Steiger (1980) pointed out that the sum of the squared elements of a correlation matrix, or the Fisher z score equivalents, is distributed as chi square under the null hypothesis that the values are zero (i.e., elements of the identity matrix). This is particularly useful for examining whether correlations in a single matrix differ from zero or for comparing two matrices. Jennrich (1970) also examined tests of differences between matrices.

Usage

cortest(R1,R2=NULL,n1=NULL,n2 = NULL, fisher = TRUE,cor=TRUE,method="pearson",
           use ="pairwise") #same as cortest.normal this does the steiger test
cortest.normal(R1, R2 = NULL, n1 = NULL, n2 = NULL, fisher = TRUE)      #the steiger test

cortest.jennrich(R1,R2,n1=NULL, n2=NULL) #the Jennrich test cortest.mat(R1,R2=NULL,n1=NULL,n2 = NULL) #an alternative test

Value

chi2

The chi square statistic

df

Degrees of freedom for the Chi Square

prob

The probability of observing the Chi Square under the null hypothesis.

Arguments

R1

A correlation matrix. (If R1 is not rectangular, and cor=TRUE, the correlations are found).

R2

A correlation matrix. If R2 is not rectangular, and cor=TRUE, the correlations are found. If R2 is NULL, then the test is just whether R1 is an identity matrix.

n1

Sample size of R1

n2

Sample size of R2

fisher

Fisher z transform the correlations?

cor

By default, if the input matrices are not symmetric, they are converted to correlation matrices. That is, they are treated as if they were the raw data. If cor=FALSE, then the input matrices are taken to be correlation matrices.

__DATA PROVIDED__
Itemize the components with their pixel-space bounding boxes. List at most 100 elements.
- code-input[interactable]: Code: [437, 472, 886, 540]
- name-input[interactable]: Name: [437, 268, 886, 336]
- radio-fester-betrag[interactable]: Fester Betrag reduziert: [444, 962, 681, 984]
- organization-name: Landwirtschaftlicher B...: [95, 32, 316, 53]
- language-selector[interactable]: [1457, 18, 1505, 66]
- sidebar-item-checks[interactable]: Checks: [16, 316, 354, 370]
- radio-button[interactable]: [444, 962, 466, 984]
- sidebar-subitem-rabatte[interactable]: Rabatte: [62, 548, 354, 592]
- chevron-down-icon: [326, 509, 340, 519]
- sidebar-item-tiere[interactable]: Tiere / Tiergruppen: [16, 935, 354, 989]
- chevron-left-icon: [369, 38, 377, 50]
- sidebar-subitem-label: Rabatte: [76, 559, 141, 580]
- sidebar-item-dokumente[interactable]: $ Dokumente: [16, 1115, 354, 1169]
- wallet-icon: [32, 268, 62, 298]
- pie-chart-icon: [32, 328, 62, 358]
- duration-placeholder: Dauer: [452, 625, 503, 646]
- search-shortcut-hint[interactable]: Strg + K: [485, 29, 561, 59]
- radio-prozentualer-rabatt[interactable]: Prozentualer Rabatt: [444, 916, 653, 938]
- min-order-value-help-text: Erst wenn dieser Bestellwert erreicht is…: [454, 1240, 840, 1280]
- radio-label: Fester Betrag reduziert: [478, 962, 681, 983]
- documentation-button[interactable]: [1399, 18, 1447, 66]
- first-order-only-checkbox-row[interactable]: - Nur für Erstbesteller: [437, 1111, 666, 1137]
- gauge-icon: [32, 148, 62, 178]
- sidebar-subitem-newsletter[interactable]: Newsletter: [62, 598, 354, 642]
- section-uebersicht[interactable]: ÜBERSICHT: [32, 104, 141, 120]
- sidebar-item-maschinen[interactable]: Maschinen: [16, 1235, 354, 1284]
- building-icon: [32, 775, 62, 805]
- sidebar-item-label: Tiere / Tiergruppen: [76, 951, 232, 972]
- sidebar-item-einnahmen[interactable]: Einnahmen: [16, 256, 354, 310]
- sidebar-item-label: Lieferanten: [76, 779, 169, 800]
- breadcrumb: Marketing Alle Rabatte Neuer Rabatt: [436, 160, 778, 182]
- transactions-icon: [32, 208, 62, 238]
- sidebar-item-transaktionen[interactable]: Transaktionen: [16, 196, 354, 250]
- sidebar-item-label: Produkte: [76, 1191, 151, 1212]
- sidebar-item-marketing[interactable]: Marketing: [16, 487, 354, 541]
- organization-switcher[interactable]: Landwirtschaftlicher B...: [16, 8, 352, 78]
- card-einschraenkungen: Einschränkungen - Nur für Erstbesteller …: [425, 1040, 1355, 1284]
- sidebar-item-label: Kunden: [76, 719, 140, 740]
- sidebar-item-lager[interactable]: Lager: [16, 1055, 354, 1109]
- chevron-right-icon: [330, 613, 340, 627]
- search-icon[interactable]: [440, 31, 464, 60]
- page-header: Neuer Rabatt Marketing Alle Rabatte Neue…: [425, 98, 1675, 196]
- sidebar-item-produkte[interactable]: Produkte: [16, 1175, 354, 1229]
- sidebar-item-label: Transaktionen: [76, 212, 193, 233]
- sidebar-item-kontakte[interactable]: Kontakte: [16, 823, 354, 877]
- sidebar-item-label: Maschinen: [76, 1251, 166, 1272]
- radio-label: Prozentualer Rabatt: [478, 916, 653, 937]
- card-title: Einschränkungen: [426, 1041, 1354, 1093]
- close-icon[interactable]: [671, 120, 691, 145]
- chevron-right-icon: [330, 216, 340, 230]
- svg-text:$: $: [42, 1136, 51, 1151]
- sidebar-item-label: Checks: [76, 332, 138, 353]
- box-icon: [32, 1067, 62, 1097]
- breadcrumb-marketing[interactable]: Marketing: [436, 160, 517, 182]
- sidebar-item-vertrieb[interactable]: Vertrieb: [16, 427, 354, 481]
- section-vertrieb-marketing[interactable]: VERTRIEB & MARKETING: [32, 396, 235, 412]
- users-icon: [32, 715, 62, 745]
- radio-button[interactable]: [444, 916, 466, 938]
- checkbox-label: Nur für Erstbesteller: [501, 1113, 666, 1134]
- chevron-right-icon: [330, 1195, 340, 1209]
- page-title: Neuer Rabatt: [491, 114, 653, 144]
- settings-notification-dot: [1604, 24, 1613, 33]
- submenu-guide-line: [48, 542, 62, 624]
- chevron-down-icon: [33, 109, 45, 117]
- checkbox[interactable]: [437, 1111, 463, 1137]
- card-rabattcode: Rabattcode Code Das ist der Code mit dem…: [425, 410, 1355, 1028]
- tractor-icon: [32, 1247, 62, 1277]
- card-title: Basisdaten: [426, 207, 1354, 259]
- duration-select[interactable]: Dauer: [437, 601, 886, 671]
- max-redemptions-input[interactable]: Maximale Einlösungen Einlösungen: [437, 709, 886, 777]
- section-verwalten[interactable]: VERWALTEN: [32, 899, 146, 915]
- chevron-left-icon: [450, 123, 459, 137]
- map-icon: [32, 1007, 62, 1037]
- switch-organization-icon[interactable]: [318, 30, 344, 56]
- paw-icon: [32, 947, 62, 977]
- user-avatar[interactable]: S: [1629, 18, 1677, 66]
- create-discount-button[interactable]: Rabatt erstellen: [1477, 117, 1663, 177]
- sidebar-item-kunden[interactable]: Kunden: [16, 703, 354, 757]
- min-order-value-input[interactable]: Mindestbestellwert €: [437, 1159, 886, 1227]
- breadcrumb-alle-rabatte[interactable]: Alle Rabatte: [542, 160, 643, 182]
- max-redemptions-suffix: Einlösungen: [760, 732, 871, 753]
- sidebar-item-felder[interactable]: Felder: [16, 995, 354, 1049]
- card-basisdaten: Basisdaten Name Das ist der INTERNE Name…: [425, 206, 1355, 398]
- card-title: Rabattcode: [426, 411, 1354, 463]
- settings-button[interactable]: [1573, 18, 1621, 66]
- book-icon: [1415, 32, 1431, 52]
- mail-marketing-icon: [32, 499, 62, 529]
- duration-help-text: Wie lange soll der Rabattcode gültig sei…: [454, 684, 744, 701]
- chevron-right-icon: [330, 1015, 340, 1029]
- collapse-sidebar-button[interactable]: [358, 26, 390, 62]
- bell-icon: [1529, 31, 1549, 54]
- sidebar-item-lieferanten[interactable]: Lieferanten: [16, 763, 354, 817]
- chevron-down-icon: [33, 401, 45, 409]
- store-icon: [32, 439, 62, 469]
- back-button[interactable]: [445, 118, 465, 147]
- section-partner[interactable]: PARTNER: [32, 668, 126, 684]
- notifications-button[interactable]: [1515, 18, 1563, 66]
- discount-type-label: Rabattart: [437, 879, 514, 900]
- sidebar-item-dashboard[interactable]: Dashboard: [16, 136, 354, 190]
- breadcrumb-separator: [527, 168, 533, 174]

__TO BE DONE__
1 – In the correlation test documentation, what does the value prob report?
2 – From the correlation test documentation, write out everything from "Sample size of R1" down to "be correlation matrices." again, switching "raw data" to "unprocessed data".
3 – Pick up the correlation test documentation after its final sentence and carry it on.

__RESULTS BY TASK__
1 – The probability of observing the Chi Square under the null hypothesis.

2 –
Sample size of R1

n2

Sample size of R2

fisher

Fisher z transform the correlations?

cor

By default, if the input matrices are not symmetric, they are converted to correlation matrices. That is, they are treated as if they were the unprocessed data. If cor=FALSE, then the input matrices are taken to be correlation matrices.

3 –
method

Which type of correlation to find ("pearson", "spearman","kendall")

use

How to handle missing data (defaults to pairwise)

Author

William Revelle

Details

There are several ways to test if a matrix is the identity matrix. The most well known is the chi square test of Bartlett (1951) and Box (1949). A very straightforward test, discussed by Steiger (1980) is to find the sum of the squared correlations or the sum of the squared Fisher transformed correlations. Under the null hypothesis that all the correlations are equal, this sum is distributed as chi square. This is implemented in cortest and cortest.normal

Yet another test, is the Jennrich(1970) test of the equality of two matrices. This compares the differences between two matrices to the averages of two matrices using a chi square test. This is implemented in cortest.jennrich.

Yet another option cortest.mat is to compare the two matrices using an approach analogous to that used in evaluating the adequacy of a factor model. In factor analysis, the maximum likelihood fit statistic is
\(f = log(trace ((FF'+U2)^{-1} R) - log(|(FF'+U2)^{-1} R|) - n.items\).

This in turn is converted to a chi square

\(\chi^2 = (n.obs - 1 - (2 * p + 5)/6 - (2 * factors)/3)) * f \) (see fa.)

That is, the model (M = FF' + U2) is compared to the original correlation matrix (R) by a function of \(M^{-1} R\). By analogy, in the case of two matrices, A and B, cortest.mat finds the chi squares associated with \(A^{-1}B\) and \(A B^{-1}\). The sum of these two \(\chi^2\) will also be a \(\chi^2\) but with twice the degrees of freedom.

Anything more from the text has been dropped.